-- Exercise description --
In the listing below, copy out verbatim the lines between the line containing "Where is each" and the line containing "speck-mark [878,148,880,151]", with both of those lines included. Leave the pictures out of your copy.

begin Rows

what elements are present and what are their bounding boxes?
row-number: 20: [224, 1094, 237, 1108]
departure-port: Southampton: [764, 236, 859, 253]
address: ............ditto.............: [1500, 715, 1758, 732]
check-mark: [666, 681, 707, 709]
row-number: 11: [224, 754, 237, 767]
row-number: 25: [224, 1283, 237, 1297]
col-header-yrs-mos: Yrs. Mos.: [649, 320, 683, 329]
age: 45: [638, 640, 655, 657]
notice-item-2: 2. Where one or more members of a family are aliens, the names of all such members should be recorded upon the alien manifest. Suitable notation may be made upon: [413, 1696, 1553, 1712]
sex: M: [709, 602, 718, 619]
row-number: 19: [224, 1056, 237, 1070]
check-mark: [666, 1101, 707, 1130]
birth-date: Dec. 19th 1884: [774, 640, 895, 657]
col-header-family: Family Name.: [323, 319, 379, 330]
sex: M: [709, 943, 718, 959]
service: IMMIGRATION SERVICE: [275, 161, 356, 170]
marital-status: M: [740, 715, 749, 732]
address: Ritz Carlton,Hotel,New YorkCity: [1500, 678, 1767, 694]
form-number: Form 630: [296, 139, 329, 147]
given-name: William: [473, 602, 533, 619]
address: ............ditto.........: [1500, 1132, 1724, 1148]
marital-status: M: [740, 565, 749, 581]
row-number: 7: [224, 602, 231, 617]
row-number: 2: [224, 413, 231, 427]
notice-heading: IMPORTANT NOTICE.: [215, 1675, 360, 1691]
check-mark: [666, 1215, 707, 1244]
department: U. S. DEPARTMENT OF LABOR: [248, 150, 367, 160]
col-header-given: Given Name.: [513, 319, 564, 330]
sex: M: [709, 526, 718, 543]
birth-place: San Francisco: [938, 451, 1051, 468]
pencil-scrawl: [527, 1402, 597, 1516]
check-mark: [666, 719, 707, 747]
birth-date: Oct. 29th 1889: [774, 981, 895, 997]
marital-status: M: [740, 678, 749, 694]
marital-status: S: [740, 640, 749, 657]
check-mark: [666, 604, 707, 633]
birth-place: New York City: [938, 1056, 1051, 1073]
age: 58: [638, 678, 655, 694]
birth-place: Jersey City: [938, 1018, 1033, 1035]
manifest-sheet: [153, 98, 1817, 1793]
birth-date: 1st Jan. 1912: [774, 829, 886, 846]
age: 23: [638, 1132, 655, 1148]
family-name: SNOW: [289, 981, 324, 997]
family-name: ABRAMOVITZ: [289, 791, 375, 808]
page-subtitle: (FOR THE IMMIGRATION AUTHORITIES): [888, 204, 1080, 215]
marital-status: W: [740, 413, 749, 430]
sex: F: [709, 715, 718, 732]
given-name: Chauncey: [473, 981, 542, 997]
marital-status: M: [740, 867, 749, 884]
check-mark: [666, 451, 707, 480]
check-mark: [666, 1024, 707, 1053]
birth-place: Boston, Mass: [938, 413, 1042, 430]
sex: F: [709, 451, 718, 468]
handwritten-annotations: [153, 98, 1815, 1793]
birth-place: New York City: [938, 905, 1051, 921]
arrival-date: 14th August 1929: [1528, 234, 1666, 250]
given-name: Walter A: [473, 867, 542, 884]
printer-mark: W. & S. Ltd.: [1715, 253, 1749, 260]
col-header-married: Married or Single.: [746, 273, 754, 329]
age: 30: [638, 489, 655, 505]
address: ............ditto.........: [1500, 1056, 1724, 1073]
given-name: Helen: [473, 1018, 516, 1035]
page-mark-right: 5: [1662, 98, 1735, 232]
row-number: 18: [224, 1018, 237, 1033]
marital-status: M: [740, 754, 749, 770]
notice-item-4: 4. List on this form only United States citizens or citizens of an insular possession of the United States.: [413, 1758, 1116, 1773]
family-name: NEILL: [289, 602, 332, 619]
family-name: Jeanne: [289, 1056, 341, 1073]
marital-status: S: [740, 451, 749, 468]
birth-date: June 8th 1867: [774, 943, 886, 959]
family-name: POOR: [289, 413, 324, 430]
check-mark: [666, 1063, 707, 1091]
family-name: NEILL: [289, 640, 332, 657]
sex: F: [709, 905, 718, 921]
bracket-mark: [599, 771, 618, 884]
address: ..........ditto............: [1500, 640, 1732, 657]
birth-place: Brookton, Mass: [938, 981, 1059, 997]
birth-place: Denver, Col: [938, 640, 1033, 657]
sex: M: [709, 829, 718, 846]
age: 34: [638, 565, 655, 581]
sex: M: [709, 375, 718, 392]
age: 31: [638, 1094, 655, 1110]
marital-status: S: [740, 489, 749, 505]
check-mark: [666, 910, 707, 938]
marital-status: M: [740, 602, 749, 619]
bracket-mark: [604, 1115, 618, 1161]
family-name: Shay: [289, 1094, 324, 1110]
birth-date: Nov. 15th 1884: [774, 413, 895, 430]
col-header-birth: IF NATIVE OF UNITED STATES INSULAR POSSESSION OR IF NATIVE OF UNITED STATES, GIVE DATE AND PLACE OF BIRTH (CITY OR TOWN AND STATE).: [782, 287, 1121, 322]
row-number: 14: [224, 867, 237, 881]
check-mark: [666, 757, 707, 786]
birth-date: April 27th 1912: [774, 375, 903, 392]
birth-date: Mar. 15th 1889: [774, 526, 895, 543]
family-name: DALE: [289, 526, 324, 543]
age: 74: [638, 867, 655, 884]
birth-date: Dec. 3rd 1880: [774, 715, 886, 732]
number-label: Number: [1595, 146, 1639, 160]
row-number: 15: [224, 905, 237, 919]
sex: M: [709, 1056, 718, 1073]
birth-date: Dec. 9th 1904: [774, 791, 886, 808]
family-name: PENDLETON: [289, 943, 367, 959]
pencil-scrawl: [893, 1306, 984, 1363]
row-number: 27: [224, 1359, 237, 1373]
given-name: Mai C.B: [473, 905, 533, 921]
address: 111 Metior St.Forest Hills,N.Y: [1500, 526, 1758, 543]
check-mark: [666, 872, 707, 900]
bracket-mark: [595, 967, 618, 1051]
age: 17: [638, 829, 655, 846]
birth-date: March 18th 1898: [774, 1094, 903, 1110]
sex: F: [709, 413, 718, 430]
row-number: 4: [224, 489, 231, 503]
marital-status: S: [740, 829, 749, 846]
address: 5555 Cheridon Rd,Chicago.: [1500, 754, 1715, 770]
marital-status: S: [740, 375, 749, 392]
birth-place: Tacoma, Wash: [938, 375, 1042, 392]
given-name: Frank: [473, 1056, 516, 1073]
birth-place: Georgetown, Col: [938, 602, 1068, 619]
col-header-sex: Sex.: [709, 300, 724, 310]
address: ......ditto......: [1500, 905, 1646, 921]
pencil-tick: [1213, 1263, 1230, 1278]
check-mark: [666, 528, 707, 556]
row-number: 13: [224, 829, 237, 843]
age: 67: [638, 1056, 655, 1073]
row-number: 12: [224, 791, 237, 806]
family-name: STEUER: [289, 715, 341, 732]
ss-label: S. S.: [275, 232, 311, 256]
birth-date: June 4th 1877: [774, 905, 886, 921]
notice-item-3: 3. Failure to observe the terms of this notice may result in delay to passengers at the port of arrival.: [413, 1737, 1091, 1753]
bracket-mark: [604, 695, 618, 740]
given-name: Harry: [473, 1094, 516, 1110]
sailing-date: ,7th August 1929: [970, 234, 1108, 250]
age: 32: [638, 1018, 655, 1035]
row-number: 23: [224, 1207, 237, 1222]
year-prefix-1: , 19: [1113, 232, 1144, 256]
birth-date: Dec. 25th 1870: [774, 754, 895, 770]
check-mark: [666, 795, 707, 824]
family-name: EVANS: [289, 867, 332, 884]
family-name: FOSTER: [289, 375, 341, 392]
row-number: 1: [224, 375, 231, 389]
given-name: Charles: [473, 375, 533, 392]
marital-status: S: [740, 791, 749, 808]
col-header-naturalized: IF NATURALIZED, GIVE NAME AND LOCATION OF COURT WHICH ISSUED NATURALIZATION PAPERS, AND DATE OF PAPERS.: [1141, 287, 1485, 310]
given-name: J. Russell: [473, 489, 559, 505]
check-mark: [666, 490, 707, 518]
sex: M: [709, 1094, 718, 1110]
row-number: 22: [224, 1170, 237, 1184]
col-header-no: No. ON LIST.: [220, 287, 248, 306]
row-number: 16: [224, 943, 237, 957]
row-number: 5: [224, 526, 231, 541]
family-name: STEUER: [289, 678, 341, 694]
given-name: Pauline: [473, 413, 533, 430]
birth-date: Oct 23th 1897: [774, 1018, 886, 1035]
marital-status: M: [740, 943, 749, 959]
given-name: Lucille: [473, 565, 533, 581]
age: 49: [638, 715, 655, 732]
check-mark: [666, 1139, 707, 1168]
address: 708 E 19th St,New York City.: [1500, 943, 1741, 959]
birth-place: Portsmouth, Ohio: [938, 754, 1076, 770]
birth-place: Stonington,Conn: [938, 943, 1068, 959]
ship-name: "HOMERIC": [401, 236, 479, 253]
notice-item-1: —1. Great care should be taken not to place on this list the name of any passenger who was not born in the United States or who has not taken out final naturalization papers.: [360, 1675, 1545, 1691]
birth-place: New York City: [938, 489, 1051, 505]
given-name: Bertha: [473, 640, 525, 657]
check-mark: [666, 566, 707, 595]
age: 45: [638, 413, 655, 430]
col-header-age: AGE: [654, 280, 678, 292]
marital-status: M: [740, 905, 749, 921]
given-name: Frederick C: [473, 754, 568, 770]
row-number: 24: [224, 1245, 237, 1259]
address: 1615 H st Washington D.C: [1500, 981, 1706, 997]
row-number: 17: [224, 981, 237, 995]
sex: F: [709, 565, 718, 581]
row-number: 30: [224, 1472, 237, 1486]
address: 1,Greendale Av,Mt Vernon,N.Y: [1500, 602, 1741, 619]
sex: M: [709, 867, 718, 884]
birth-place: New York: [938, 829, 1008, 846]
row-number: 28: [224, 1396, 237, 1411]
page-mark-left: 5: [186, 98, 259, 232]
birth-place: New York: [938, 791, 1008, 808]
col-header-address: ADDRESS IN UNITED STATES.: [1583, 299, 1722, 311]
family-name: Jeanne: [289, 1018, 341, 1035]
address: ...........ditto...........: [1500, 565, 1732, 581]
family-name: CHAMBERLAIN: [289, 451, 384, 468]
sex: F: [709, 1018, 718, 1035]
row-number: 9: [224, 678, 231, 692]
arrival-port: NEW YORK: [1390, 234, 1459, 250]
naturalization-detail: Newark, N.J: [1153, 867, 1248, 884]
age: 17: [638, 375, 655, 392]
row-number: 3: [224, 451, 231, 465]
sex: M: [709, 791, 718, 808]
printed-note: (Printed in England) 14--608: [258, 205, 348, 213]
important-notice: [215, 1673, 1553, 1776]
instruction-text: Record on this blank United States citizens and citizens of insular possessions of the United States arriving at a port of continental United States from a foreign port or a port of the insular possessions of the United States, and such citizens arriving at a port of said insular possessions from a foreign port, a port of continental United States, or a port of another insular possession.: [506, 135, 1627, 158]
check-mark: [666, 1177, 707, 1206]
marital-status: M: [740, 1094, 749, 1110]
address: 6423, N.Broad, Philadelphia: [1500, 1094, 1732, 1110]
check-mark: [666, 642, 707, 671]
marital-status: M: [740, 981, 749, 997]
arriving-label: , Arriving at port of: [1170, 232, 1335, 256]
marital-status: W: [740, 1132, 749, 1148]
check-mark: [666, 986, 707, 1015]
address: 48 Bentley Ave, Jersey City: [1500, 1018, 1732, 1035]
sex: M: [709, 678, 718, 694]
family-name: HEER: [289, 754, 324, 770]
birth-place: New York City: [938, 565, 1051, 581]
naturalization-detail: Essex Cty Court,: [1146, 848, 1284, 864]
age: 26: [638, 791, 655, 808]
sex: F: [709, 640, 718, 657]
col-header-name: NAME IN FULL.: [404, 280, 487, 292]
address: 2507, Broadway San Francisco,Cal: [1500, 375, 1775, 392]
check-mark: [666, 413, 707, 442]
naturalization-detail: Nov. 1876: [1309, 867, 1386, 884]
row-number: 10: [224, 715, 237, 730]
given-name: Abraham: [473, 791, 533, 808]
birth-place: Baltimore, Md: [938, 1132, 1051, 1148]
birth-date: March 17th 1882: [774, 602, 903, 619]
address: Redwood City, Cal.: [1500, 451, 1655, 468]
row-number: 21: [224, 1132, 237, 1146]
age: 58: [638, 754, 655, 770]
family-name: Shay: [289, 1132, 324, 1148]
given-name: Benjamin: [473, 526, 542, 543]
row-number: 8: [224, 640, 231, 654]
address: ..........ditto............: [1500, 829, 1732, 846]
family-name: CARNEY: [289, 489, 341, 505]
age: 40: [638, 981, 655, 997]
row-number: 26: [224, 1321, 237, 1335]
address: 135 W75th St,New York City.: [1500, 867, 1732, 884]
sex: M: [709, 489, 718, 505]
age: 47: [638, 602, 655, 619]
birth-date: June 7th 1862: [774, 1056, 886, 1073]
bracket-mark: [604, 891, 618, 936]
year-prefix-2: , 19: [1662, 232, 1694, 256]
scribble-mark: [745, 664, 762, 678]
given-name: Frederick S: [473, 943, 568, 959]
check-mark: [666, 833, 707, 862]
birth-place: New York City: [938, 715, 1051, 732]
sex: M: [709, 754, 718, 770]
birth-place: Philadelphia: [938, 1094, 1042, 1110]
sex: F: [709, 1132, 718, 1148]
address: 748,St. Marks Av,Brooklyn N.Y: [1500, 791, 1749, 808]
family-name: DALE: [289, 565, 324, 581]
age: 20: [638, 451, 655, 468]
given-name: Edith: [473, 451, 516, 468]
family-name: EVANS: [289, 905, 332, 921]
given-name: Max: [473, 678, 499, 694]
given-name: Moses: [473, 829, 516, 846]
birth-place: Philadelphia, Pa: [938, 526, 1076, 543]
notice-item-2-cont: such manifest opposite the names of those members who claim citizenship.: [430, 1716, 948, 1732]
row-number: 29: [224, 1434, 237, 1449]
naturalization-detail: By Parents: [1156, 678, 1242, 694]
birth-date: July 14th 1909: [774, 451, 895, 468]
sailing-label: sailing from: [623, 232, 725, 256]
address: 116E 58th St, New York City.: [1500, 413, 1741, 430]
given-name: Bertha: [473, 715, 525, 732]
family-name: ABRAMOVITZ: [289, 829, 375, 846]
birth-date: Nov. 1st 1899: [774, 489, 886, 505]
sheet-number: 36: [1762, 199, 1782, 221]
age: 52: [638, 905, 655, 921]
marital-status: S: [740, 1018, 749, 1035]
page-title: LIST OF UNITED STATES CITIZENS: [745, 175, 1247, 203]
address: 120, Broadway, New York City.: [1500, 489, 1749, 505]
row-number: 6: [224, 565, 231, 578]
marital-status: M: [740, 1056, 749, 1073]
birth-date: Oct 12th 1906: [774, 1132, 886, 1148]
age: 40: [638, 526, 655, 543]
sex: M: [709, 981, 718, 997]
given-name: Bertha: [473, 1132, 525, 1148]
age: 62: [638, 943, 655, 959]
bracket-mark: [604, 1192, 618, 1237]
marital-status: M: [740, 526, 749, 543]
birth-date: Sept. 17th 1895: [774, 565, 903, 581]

end Rows
begin Rows

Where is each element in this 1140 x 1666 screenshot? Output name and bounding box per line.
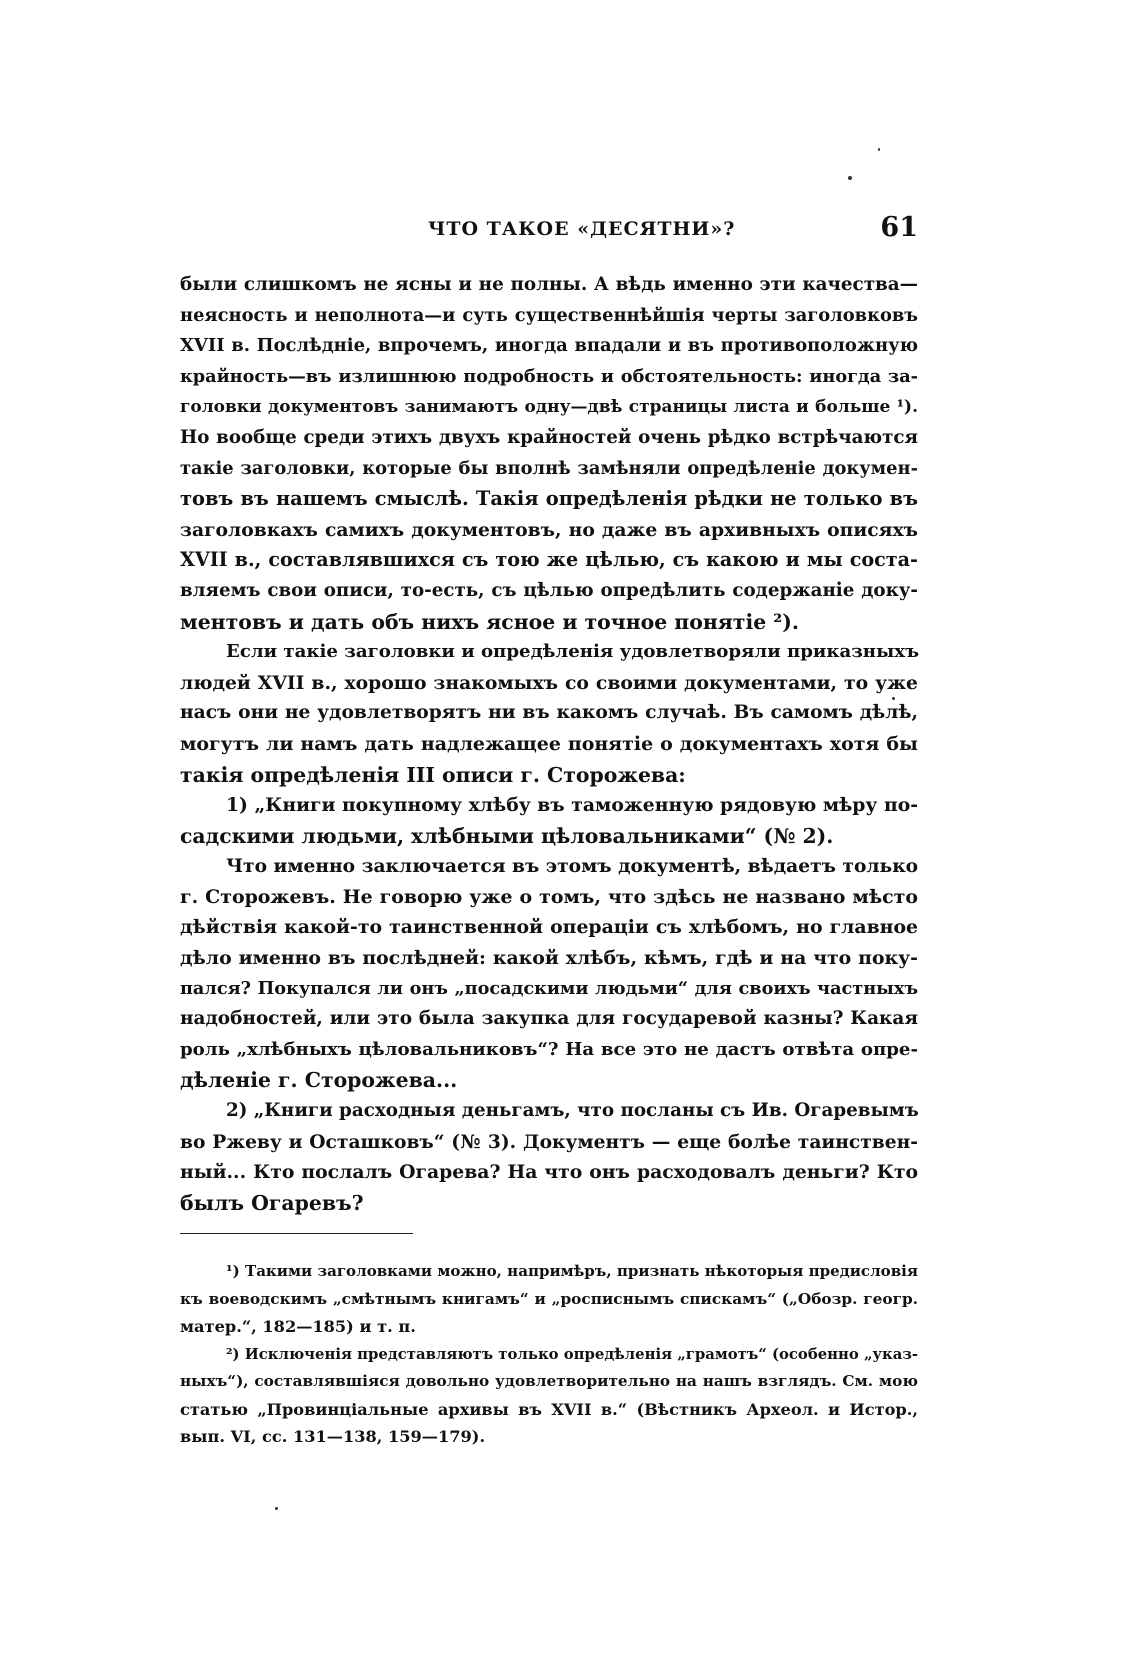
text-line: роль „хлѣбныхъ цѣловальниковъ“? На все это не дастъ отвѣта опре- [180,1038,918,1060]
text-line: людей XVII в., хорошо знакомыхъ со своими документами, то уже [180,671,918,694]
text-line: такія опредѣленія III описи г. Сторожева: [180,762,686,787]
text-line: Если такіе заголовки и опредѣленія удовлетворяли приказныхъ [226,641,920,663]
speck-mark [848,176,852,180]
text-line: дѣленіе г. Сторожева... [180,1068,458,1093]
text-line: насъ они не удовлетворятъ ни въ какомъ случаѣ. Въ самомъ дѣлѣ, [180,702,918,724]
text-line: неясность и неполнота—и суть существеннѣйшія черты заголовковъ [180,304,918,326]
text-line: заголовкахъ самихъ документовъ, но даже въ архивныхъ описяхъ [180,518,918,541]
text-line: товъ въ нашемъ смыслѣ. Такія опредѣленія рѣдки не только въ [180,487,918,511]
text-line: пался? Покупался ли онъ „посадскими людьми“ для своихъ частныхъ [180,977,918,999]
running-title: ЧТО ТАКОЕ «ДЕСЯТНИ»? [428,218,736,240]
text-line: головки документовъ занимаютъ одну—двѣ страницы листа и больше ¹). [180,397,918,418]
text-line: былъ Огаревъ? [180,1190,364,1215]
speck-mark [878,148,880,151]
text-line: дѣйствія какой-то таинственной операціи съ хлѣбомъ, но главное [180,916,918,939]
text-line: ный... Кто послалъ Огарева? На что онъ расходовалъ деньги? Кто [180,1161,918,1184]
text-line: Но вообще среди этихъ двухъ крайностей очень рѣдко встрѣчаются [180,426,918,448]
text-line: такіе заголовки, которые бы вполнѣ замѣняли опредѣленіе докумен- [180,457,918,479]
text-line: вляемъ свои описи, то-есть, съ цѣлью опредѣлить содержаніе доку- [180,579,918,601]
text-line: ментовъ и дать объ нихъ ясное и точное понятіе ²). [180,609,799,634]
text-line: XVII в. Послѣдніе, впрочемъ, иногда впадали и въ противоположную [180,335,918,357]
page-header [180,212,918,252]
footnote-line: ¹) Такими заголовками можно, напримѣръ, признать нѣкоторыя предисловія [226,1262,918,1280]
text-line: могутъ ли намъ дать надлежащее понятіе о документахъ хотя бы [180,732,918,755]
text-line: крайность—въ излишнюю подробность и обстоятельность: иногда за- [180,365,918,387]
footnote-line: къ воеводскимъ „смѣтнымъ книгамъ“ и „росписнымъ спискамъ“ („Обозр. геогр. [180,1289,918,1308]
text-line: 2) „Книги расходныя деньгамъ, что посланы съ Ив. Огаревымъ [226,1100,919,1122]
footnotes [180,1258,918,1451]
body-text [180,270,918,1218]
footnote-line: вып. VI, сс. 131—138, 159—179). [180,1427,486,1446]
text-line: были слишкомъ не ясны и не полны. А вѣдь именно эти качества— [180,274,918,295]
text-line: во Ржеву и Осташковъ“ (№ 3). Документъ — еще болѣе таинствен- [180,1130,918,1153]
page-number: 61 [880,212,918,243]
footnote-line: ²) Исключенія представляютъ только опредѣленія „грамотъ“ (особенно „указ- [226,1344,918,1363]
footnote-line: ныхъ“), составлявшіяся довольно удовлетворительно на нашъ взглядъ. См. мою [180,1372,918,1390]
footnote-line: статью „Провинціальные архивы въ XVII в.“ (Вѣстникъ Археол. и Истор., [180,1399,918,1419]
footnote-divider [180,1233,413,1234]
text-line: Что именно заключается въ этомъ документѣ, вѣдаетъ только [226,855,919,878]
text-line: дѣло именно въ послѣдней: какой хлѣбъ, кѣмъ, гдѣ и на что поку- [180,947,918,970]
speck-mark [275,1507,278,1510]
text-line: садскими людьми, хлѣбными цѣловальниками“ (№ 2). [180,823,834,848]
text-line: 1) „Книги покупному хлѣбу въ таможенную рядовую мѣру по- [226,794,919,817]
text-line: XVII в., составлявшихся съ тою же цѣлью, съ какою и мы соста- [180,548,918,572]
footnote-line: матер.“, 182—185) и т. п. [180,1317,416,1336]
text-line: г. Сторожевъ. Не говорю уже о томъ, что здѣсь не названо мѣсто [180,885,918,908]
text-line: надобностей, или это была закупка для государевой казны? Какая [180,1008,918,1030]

end Rows
begin Rows

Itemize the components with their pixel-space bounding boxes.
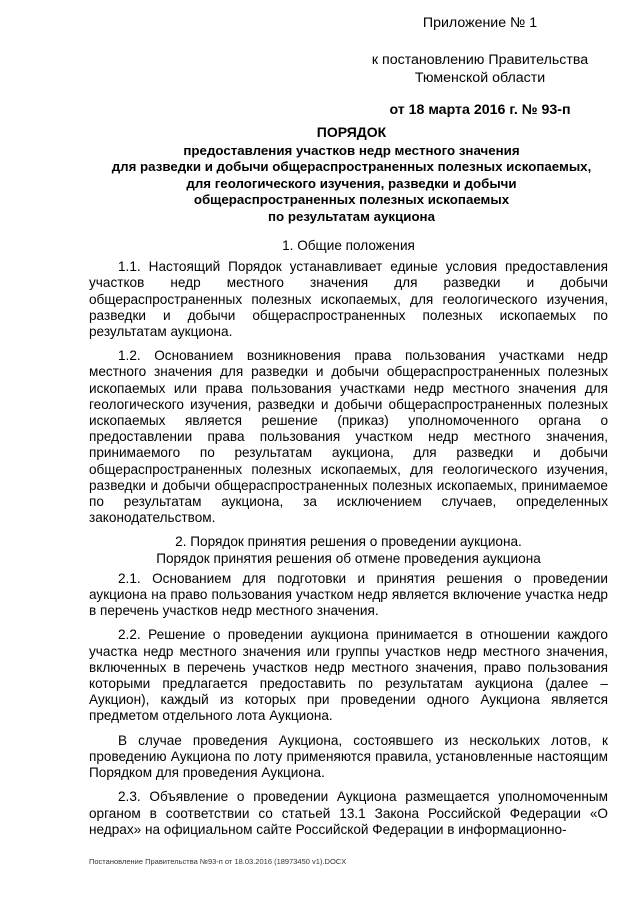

end Rows

-- Output for this task --
Where is each element in this 1140 x 1666 screenshot? Output name and bounding box per line.
text-line: роль „хлѣбныхъ цѣловальниковъ“? На все это не дастъ отвѣта опре- [180,1038,918,1060]
text-line: людей XVII в., хорошо знакомыхъ со своими документами, то уже [180,671,918,694]
text-line: такія опредѣленія III описи г. Сторожева: [180,762,686,787]
text-line: Если такіе заголовки и опредѣленія удовлетворяли приказныхъ [226,641,920,663]
speck-mark [848,176,852,180]
text-line: дѣленіе г. Сторожева... [180,1068,458,1093]
text-line: насъ они не удовлетворятъ ни въ какомъ случаѣ. Въ самомъ дѣлѣ, [180,702,918,724]
text-line: неясность и неполнота—и суть существеннѣйшія черты заголовковъ [180,304,918,326]
text-line: заголовкахъ самихъ документовъ, но даже въ архивныхъ описяхъ [180,518,918,541]
text-line: товъ въ нашемъ смыслѣ. Такія опредѣленія рѣдки не только въ [180,487,918,511]
text-line: пался? Покупался ли онъ „посадскими людьми“ для своихъ частныхъ [180,977,918,999]
running-title: ЧТО ТАКОЕ «ДЕСЯТНИ»? [428,218,736,240]
text-line: головки документовъ занимаютъ одну—двѣ страницы листа и больше ¹). [180,397,918,418]
text-line: былъ Огаревъ? [180,1190,364,1215]
speck-mark [878,148,880,151]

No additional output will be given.